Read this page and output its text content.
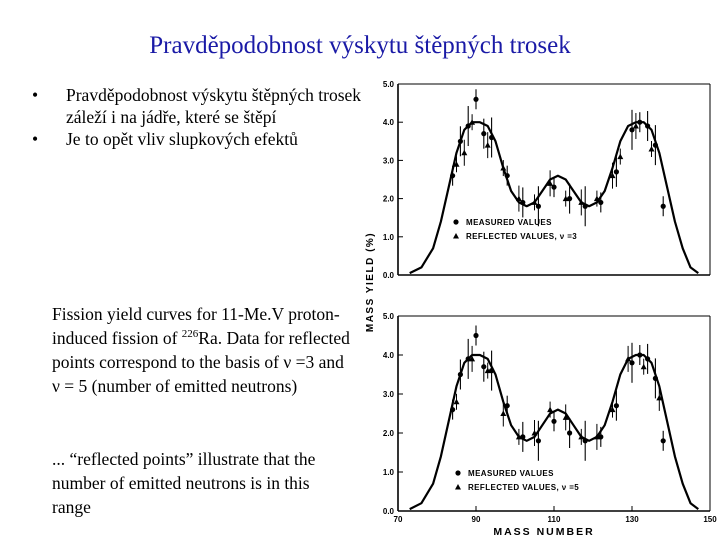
Pravděpodobnost výskytu štěpných trosek
• Pravděpodobnost výskytu štěpných trosek záleží i na jádře, které se štěpí
• Je to opět vliv slupkových efektů

Fission yield curves for 11-Me.V proton-induced fission of $^{226}$Ra. Data for reflected points correspond to the basis of ν =3 and ν = 5 (number of emitted neutrons)

... “reflected points” illustrate that the number of emitted neutrons is in this range

5.0
4.0
3.0
2.0
1.0
0.0
MASS YIELD (%)
MEASURED VALUES
REFLECTED VALUES, ν =3
5.0
4.0
3.0
2.0
1.0
0.0
70	90	110	130	150
MASS NUMBER
MEASURED VALUES
REFLECTED VALUES, ν =5
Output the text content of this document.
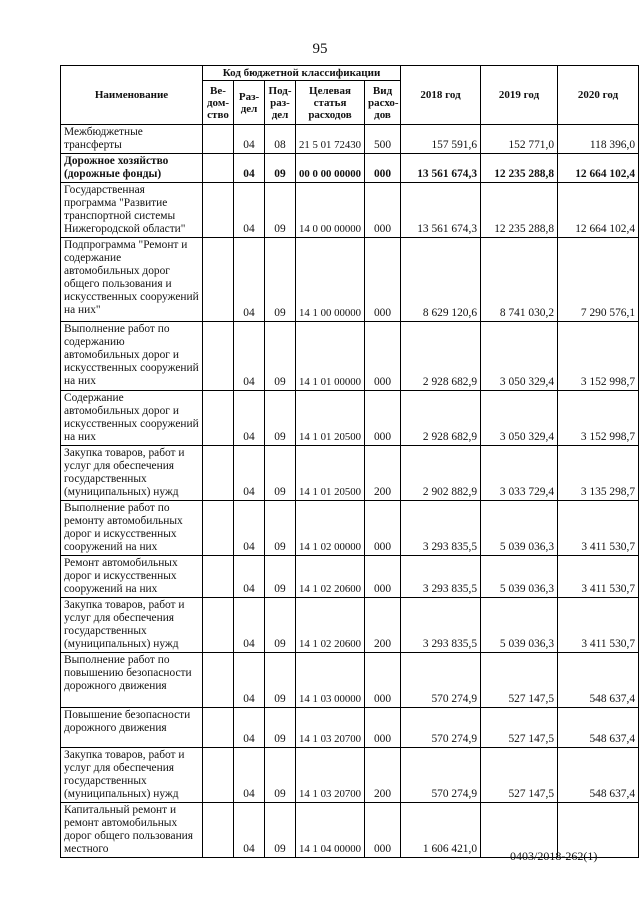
95
Наименование	Код бюджетной классификации					2018 год	2019 год	2020 год
	Ве-
дом-
ство	Раз-
дел	Под-
раз-
дел	Целевая
статья
расходов	Вид
расхо-
дов			
Межбюджетные трансферты		04	08	21 5 01 72430	500	157 591,6	152 771,0	118 396,0
Дорожное хозяйство (дорожные фонды)		04	09	00 0 00 00000	000	13 561 674,3	12 235 288,8	12 664 102,4
Государственная программа "Развитие транспортной системы Нижегородской области"		04	09	14 0 00 00000	000	13 561 674,3	12 235 288,8	12 664 102,4
Подпрограмма "Ремонт и содержание автомобильных дорог общего пользования и искусственных сооружений на них"		04	09	14 1 00 00000	000	8 629 120,6	8 741 030,2	7 290 576,1
Выполнение работ по содержанию автомобильных дорог и искусственных сооружений на них		04	09	14 1 01 00000	000	2 928 682,9	3 050 329,4	3 152 998,7
Содержание автомобильных дорог и искусственных сооружений на них		04	09	14 1 01 20500	000	2 928 682,9	3 050 329,4	3 152 998,7
Закупка товаров, работ и услуг для обеспечения государственных (муниципальных) нужд		04	09	14 1 01 20500	200	2 902 882,9	3 033 729,4	3 135 298,7
Выполнение работ по ремонту автомобильных дорог и искусственных сооружений на них		04	09	14 1 02 00000	000	3 293 835,5	5 039 036,3	3 411 530,7
Ремонт автомобильных дорог и искусственных сооружений на них		04	09	14 1 02 20600	000	3 293 835,5	5 039 036,3	3 411 530,7
Закупка товаров, работ и услуг для обеспечения государственных (муниципальных) нужд		04	09	14 1 02 20600	200	3 293 835,5	5 039 036,3	3 411 530,7
Выполнение работ по повышению безопасности дорожного движения		04	09	14 1 03 00000	000	570 274,9	527 147,5	548 637,4
Повышение безопасности дорожного движения		04	09	14 1 03 20700	000	570 274,9	527 147,5	548 637,4
Закупка товаров, работ и услуг для обеспечения государственных (муниципальных) нужд		04	09	14 1 03 20700	200	570 274,9	527 147,5	548 637,4
Капитальный ремонт и ремонт автомобильных дорог общего пользования местного		04	09	14 1 04 00000	000	1 606 421,0			0403/2018-262(1)
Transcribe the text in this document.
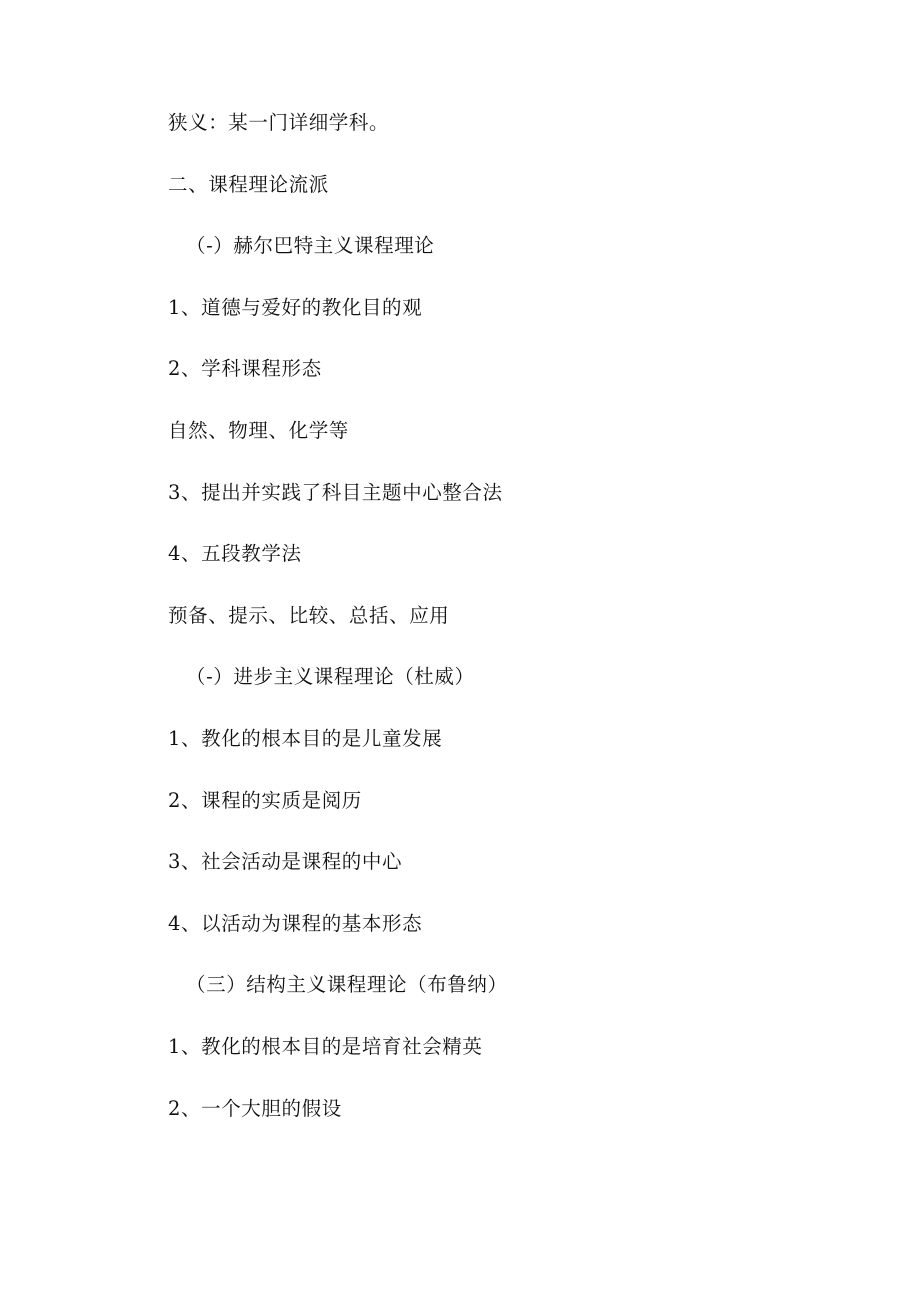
狭义：某一门详细学科。
二、课程理论流派
（-）赫尔巴特主义课程理论
1、道德与爱好的教化目的观
2、学科课程形态
自然、物理、化学等
3、提出并实践了科目主题中心整合法
4、五段教学法
预备、提示、比较、总括、应用
（-）进步主义课程理论（杜威）
1、教化的根本目的是儿童发展
2、课程的实质是阅历
3、社会活动是课程的中心
4、以活动为课程的基本形态
（三）结构主义课程理论（布鲁纳）
1、教化的根本目的是培育社会精英
2、一个大胆的假设
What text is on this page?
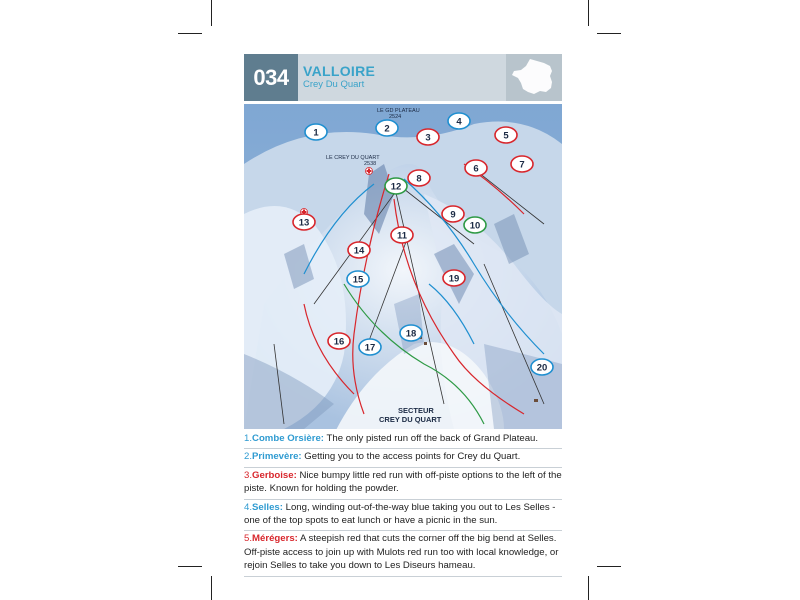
034	VALLOIRE
Crey Du Quart
LE GD PLATEAU
2524
LE CREY DU QUART
2538
SECTEUR
CREY DU QUART
1	2
3
4
5
6	7
8
9
10
11
12
13
14
15
16
17
18
19
20
1.Combe Orsière: The only pisted run off the back of Grand Plateau.
2.Primevère: Getting you to the access points for Crey du Quart.
3.Gerboise: Nice bumpy little red run with off-piste options to the left of the piste. Known for holding the powder.
4.Selles: Long, winding out-of-the-way blue taking you out to Les Selles - one of the top spots to eat lunch or have a picnic in the sun.
5.Mérégers: A steepish red that cuts the corner off the big bend at Selles. Off-piste access to join up with Mulots red run too with local knowledge, or rejoin Selles to take you down to Les Diseurs hameau.
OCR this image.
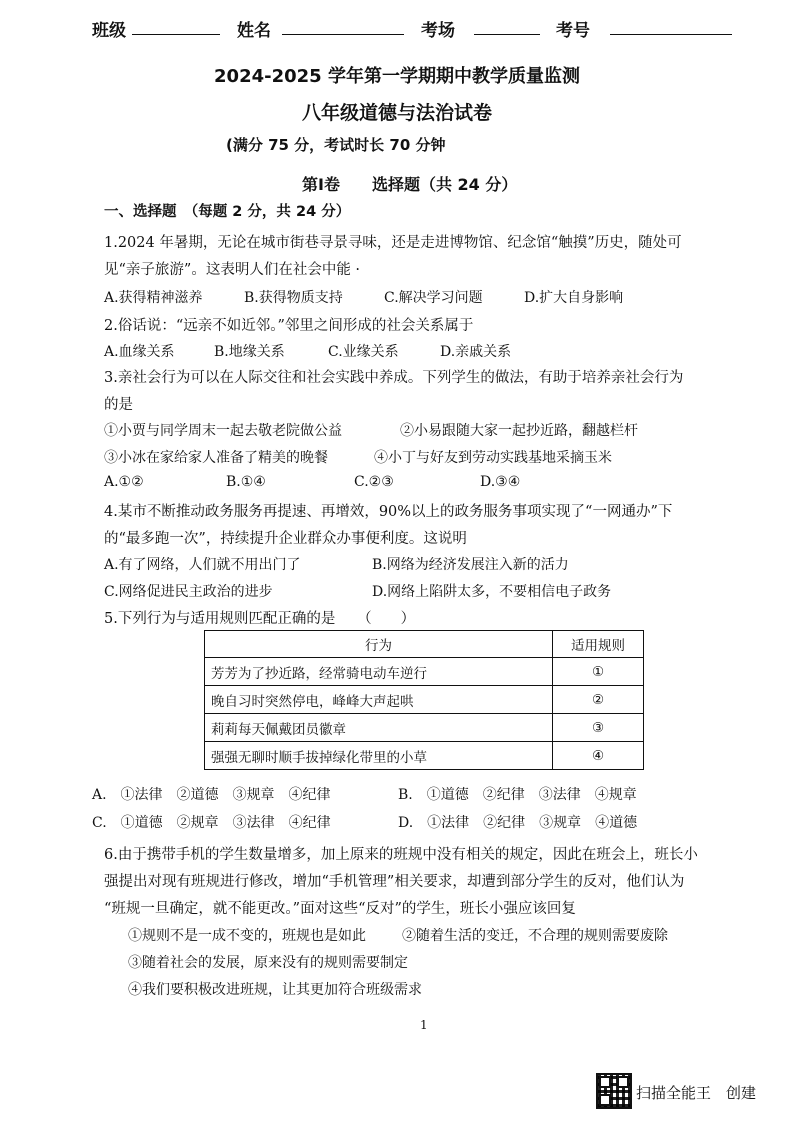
班级	姓名	考场	考号
2024-2025 学年第一学期期中教学质量监测
八年级道德与法治试卷
(满分 75 分，考试时长 70 分钟
第Ⅰ卷　　选择题（共 24 分）
一、选择题　（每题 2 分，共 24 分）
1.2024 年暑期，无论在城市街巷寻景寻味，还是走进博物馆、纪念馆“触摸”历史，随处可
见“亲子旅游”。这表明人们在社会中能 ·
A.获得精神滋养	B.获得物质支持	C.解决学习问题	D.扩大自身影响
2.俗话说：“远亲不如近邻。”邻里之间形成的社会关系属于
A.血缘关系	B.地缘关系	C.业缘关系	D.亲戚关系
3.亲社会行为可以在人际交往和社会实践中养成。下列学生的做法，有助于培养亲社会行为
的是
①小贾与同学周末一起去敬老院做公益	②小易跟随大家一起抄近路，翻越栏杆
③小冰在家给家人准备了精美的晚餐	④小丁与好友到劳动实践基地采摘玉米
A.①②	B.①④	C.②③	D.③④
4.某市不断推动政务服务再提速、再增效，90%以上的政务服务事项实现了“一网通办”下
的“最多跑一次”，持续提升企业群众办事便利度。这说明
A.有了网络，人们就不用出门了	B.网络为经济发展注入新的活力
C.网络促进民主政治的进步	D.网络上陷阱太多，不要相信电子政务
5.下列行为与适用规则匹配正确的是　　（　　）
行为	适用规则
芳芳为了抄近路，经常骑电动车逆行	①
晚自习时突然停电，峰峰大声起哄	②
莉莉每天佩戴团员徽章	③
强强无聊时顺手拔掉绿化带里的小草	④
A.　①法律　②道德　③规章　④纪律	B.　①道德　②纪律　③法律　④规章
C.　①道德　②规章　③法律　④纪律	D.　①法律　②纪律　③规章　④道德
6.由于携带手机的学生数量增多，加上原来的班规中没有相关的规定，因此在班会上，班长小
强提出对现有班规进行修改，增加“手机管理”相关要求，却遭到部分学生的反对，他们认为
“班规一旦确定，就不能更改。”面对这些“反对”的学生，班长小强应该回复
①规则不是一成不变的，班规也是如此	②随着生活的变迁，不合理的规则需要废除
③随着社会的发展，原来没有的规则需要制定
④我们要积极改进班规，让其更加符合班级需求
1
扫描全能王　创建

> EXERCISE DESCRIPTION
Write out the full listing verbatim, excluding its pictures.

> TASK RESULT
Read this page and output its text content.
Pravděpodobnost výskytu štěpných trosek
• Pravděpodobnost výskytu štěpných trosek záleží i na jádře, které se štěpí
• Je to opět vliv slupkových efektů

Fission yield curves for 11-Me.V proton-induced fission of $^{226}$Ra. Data for reflected points correspond to the basis of ν =3 and ν = 5 (number of emitted neutrons)

... “reflected points” illustrate that the number of emitted neutrons is in this range

5.0
4.0
3.0
2.0
1.0
0.0
MASS YIELD (%)
MEASURED VALUES
REFLECTED VALUES, ν =3
5.0
4.0
3.0
2.0
1.0
0.0
70	90	110	130	150
MASS NUMBER
MEASURED VALUES
REFLECTED VALUES, ν =5
Output the text content of this document.
95
Наименование	Код бюджетной классификации					2018 год	2019 год	2020 год
	Ве-
дом-
ство	Раз-
дел	Под-
раз-
дел	Целевая
статья
расходов	Вид
расхо-
дов			
Межбюджетные трансферты		04	08	21 5 01 72430	500	157 591,6	152 771,0	118 396,0
Дорожное хозяйство (дорожные фонды)		04	09	00 0 00 00000	000	13 561 674,3	12 235 288,8	12 664 102,4
Государственная программа "Развитие транспортной системы Нижегородской области"		04	09	14 0 00 00000	000	13 561 674,3	12 235 288,8	12 664 102,4
Подпрограмма "Ремонт и содержание автомобильных дорог общего пользования и искусственных сооружений на них"		04	09	14 1 00 00000	000	8 629 120,6	8 741 030,2	7 290 576,1
Выполнение работ по содержанию автомобильных дорог и искусственных сооружений на них		04	09	14 1 01 00000	000	2 928 682,9	3 050 329,4	3 152 998,7
Содержание автомобильных дорог и искусственных сооружений на них		04	09	14 1 01 20500	000	2 928 682,9	3 050 329,4	3 152 998,7
Закупка товаров, работ и услуг для обеспечения государственных (муниципальных) нужд		04	09	14 1 01 20500	200	2 902 882,9	3 033 729,4	3 135 298,7
Выполнение работ по ремонту автомобильных дорог и искусственных сооружений на них		04	09	14 1 02 00000	000	3 293 835,5	5 039 036,3	3 411 530,7
Ремонт автомобильных дорог и искусственных сооружений на них		04	09	14 1 02 20600	000	3 293 835,5	5 039 036,3	3 411 530,7
Закупка товаров, работ и услуг для обеспечения государственных (муниципальных) нужд		04	09	14 1 02 20600	200	3 293 835,5	5 039 036,3	3 411 530,7
Выполнение работ по повышению безопасности дорожного движения		04	09	14 1 03 00000	000	570 274,9	527 147,5	548 637,4
Повышение безопасности дорожного движения		04	09	14 1 03 20700	000	570 274,9	527 147,5	548 637,4
Закупка товаров, работ и услуг для обеспечения государственных (муниципальных) нужд		04	09	14 1 03 20700	200	570 274,9	527 147,5	548 637,4
Капитальный ремонт и ремонт автомобильных дорог общего пользования местного		04	09	14 1 04 00000	000	1 606 421,0			0403/2018-262(1)
Transcribe the text in this document.
狭义：某一门详细学科。
二、课程理论流派
（-）赫尔巴特主义课程理论
1、道德与爱好的教化目的观
2、学科课程形态
自然、物理、化学等
3、提出并实践了科目主题中心整合法
4、五段教学法
预备、提示、比较、总括、应用
（-）进步主义课程理论（杜威）
1、教化的根本目的是儿童发展
2、课程的实质是阅历
3、社会活动是课程的中心
4、以活动为课程的基本形态
（三）结构主义课程理论（布鲁纳）
1、教化的根本目的是培育社会精英
2、一个大胆的假设
What text is on this page?
034	VALLOIRE
Crey Du Quart
LE GD PLATEAU
2524
LE CREY DU QUART
2538
SECTEUR
CREY DU QUART
1	2
3
4
5
6	7
8
9
10
11
12
13
14
15
16
17
18
19
20
1.Combe Orsière: The only pisted run off the back of Grand Plateau.
2.Primevère: Getting you to the access points for Crey du Quart.
3.Gerboise: Nice bumpy little red run with off-piste options to the left of the piste. Known for holding the powder.
4.Selles: Long, winding out-of-the-way blue taking you out to Les Selles - one of the top spots to eat lunch or have a picnic in the sun.
5.Mérégers: A steepish red that cuts the corner off the big bend at Selles. Off-piste access to join up with Mulots red run too with local knowledge, or rejoin Selles to take you down to Les Diseurs hameau.
OCR this image.
班级	姓名	考场	考号
2024-2025 学年第一学期期中教学质量监测
八年级道德与法治试卷
(满分 75 分，考试时长 70 分钟
第Ⅰ卷　　选择题（共 24 分）
一、选择题　（每题 2 分，共 24 分）
1.2024 年暑期，无论在城市街巷寻景寻味，还是走进博物馆、纪念馆“触摸”历史，随处可
见“亲子旅游”。这表明人们在社会中能 ·
A.获得精神滋养	B.获得物质支持	C.解决学习问题	D.扩大自身影响
2.俗话说：“远亲不如近邻。”邻里之间形成的社会关系属于
A.血缘关系	B.地缘关系	C.业缘关系	D.亲戚关系
3.亲社会行为可以在人际交往和社会实践中养成。下列学生的做法，有助于培养亲社会行为
的是
①小贾与同学周末一起去敬老院做公益	②小易跟随大家一起抄近路，翻越栏杆
③小冰在家给家人准备了精美的晚餐	④小丁与好友到劳动实践基地采摘玉米
A.①②	B.①④	C.②③	D.③④
4.某市不断推动政务服务再提速、再增效，90%以上的政务服务事项实现了“一网通办”下
的“最多跑一次”，持续提升企业群众办事便利度。这说明
A.有了网络，人们就不用出门了	B.网络为经济发展注入新的活力
C.网络促进民主政治的进步	D.网络上陷阱太多，不要相信电子政务
5.下列行为与适用规则匹配正确的是　　（　　）
行为	适用规则
芳芳为了抄近路，经常骑电动车逆行	①
晚自习时突然停电，峰峰大声起哄	②
莉莉每天佩戴团员徽章	③
强强无聊时顺手拔掉绿化带里的小草	④
A.　①法律　②道德　③规章　④纪律	B.　①道德　②纪律　③法律　④规章
C.　①道德　②规章　③法律　④纪律	D.　①法律　②纪律　③规章　④道德
6.由于携带手机的学生数量增多，加上原来的班规中没有相关的规定，因此在班会上，班长小
强提出对现有班规进行修改，增加“手机管理”相关要求，却遭到部分学生的反对，他们认为
“班规一旦确定，就不能更改。”面对这些“反对”的学生，班长小强应该回复
①规则不是一成不变的，班规也是如此	②随着生活的变迁，不合理的规则需要废除
③随着社会的发展，原来没有的规则需要制定
④我们要积极改进班规，让其更加符合班级需求
1
扫描全能王　创建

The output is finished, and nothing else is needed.